WRITTEN PROBLEM: Take each line containing the word "structure" and copy it.

RECORDS SHOWN:
^^^^^^^^^^^^^^^^
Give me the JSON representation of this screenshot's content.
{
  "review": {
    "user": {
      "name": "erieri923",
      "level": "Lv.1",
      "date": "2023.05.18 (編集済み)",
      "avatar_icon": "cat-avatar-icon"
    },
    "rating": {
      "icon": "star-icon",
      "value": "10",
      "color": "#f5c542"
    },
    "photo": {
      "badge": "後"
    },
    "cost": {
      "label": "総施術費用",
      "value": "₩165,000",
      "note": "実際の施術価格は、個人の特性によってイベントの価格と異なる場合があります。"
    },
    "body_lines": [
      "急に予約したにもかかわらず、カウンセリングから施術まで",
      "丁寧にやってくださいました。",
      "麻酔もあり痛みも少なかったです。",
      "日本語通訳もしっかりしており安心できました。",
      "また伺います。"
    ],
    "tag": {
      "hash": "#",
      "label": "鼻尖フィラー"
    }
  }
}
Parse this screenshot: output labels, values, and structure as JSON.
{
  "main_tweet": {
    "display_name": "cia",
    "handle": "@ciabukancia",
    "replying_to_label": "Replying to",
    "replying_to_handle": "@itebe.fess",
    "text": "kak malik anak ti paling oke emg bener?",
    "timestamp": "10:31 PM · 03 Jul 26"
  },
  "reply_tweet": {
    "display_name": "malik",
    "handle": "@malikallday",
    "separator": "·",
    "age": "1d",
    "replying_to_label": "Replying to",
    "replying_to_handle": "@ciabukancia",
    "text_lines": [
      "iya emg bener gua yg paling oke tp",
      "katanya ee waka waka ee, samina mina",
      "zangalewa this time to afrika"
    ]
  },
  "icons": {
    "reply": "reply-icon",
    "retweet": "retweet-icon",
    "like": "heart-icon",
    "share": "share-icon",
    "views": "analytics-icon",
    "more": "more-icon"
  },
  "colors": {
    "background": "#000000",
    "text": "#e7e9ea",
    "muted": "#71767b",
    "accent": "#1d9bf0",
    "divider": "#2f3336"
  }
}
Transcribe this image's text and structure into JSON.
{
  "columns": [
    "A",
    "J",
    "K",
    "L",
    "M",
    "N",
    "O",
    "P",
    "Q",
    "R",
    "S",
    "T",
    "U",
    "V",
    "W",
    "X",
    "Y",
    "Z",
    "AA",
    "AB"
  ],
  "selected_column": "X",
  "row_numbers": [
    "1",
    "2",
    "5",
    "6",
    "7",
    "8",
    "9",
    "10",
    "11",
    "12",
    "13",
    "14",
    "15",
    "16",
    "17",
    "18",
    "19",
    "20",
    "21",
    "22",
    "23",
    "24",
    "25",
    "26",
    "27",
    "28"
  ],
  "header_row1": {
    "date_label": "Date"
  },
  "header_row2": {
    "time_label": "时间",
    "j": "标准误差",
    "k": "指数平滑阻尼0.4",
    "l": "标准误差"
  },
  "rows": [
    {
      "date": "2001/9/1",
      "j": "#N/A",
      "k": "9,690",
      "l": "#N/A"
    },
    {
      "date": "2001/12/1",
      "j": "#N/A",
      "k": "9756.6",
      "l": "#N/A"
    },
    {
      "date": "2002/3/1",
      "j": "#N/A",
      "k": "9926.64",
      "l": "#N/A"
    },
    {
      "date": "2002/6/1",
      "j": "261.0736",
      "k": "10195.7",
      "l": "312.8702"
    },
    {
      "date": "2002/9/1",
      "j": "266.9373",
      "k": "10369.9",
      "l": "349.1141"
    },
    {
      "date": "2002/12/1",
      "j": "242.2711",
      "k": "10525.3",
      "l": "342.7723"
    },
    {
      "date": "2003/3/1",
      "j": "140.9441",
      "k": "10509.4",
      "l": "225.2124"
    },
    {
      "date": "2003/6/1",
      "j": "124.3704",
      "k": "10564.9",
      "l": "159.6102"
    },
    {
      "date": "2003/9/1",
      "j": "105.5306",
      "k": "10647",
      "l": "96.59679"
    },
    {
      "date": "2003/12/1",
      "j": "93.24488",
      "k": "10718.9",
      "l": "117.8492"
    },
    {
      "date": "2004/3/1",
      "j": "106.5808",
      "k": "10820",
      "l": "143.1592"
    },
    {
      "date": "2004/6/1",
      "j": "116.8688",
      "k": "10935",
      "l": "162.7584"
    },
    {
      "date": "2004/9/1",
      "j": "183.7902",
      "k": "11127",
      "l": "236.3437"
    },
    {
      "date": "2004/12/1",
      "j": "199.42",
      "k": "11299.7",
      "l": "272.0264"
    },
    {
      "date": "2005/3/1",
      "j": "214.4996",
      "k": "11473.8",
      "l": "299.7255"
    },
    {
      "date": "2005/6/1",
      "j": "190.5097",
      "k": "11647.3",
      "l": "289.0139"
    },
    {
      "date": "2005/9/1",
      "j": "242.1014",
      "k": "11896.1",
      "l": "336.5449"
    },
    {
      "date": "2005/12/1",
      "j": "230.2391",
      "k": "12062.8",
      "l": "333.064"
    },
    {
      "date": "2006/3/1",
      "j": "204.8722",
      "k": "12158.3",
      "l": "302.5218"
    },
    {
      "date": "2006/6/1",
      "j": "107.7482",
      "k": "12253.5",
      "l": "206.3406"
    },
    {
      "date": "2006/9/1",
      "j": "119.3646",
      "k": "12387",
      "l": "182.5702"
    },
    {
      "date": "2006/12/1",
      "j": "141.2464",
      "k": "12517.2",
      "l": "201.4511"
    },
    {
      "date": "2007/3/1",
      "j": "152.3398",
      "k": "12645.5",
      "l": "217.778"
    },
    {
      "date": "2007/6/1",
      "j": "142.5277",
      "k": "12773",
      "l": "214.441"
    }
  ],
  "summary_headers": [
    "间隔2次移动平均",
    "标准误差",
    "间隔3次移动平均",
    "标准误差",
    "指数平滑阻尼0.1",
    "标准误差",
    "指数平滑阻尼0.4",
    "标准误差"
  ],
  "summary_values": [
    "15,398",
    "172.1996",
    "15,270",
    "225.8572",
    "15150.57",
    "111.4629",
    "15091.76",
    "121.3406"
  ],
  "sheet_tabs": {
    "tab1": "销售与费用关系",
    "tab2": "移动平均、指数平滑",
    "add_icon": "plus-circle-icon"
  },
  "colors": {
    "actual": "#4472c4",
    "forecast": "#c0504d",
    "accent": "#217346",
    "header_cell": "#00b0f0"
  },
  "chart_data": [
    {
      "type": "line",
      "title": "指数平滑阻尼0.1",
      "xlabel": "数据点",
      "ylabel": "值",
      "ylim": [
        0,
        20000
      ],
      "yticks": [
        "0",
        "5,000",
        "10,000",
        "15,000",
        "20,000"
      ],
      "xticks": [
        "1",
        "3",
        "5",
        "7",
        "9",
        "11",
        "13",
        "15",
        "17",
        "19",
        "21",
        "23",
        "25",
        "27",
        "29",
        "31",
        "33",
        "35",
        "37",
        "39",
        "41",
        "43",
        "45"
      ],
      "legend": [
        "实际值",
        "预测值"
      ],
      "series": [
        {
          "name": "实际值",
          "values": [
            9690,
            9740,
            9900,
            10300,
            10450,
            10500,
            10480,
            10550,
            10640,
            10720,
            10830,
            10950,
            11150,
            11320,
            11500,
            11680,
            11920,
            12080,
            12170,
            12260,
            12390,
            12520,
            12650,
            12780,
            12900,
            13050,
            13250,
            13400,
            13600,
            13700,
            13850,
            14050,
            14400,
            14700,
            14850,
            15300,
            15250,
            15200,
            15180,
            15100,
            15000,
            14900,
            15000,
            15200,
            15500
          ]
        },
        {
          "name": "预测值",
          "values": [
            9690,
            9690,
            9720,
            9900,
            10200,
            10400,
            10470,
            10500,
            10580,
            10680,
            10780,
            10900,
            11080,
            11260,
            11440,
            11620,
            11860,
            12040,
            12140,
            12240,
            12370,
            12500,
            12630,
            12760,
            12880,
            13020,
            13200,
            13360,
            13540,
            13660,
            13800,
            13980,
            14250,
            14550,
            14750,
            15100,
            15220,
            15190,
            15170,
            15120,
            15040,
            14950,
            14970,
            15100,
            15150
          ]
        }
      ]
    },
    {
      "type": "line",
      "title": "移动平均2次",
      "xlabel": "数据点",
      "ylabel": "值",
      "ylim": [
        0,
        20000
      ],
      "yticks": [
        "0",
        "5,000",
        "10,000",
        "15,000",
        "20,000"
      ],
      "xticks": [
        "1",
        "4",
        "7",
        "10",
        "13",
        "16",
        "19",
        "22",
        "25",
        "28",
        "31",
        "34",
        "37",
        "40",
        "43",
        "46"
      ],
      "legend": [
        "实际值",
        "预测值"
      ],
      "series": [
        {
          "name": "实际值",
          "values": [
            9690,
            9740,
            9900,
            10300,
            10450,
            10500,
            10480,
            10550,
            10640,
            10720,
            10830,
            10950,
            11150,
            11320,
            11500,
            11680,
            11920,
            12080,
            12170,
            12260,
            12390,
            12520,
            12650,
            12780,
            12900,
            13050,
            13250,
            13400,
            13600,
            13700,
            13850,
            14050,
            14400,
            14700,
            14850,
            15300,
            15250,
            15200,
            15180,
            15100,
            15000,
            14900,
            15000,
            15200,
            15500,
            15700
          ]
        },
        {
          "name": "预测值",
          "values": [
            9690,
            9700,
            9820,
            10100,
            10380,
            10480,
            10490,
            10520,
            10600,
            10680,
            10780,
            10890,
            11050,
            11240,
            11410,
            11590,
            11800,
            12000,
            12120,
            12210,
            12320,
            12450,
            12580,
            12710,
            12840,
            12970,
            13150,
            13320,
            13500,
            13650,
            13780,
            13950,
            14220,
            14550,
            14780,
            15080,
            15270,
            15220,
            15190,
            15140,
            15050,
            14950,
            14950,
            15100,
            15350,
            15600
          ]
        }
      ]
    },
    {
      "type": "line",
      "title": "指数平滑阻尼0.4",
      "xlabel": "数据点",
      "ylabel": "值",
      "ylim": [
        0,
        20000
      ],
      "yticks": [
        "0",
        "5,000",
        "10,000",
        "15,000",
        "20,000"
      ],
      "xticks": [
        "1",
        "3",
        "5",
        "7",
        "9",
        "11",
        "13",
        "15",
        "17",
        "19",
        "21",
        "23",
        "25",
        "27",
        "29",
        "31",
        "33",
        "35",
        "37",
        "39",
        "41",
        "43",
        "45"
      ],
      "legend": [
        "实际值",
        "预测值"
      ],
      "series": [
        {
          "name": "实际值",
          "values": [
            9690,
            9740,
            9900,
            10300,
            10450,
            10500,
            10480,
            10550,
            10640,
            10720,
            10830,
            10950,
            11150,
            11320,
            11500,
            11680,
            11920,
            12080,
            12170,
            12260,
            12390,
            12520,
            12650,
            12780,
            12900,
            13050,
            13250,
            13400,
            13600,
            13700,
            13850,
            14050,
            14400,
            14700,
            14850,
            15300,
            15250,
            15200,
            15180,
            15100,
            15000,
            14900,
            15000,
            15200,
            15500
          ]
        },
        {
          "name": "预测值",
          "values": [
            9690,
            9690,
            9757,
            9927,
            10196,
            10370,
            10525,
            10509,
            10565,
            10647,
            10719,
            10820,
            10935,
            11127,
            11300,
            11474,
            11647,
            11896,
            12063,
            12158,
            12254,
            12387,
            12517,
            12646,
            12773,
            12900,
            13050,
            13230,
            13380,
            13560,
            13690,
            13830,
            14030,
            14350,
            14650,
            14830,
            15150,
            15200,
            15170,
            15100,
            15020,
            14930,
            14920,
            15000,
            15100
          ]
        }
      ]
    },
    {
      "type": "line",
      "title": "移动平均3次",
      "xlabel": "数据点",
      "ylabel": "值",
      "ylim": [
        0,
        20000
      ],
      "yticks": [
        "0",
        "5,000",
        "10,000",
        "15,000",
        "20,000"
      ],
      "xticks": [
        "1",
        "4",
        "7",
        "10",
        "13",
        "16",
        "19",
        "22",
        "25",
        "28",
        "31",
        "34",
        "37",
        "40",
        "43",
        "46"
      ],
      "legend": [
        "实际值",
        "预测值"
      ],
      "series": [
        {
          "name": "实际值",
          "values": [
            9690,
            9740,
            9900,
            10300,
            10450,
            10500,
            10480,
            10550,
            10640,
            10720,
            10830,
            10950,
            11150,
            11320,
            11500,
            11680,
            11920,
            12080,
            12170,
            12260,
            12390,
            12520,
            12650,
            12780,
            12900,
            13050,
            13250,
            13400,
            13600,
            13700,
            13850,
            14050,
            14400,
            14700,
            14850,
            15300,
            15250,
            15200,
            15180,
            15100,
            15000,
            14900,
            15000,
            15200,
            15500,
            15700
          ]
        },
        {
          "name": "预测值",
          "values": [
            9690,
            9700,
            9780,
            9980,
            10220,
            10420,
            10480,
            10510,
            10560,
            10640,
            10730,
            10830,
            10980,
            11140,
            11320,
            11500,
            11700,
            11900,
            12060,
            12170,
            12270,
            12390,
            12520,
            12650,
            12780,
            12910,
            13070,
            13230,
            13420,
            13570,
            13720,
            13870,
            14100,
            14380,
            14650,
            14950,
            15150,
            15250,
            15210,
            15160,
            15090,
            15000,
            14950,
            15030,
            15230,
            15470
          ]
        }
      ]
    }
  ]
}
^^^^^^^^^^^^^^^^
THE OUTPUT:
Parse this screenshot: output labels, values, and structure as JSON.
Transcribe this image's text and structure into JSON.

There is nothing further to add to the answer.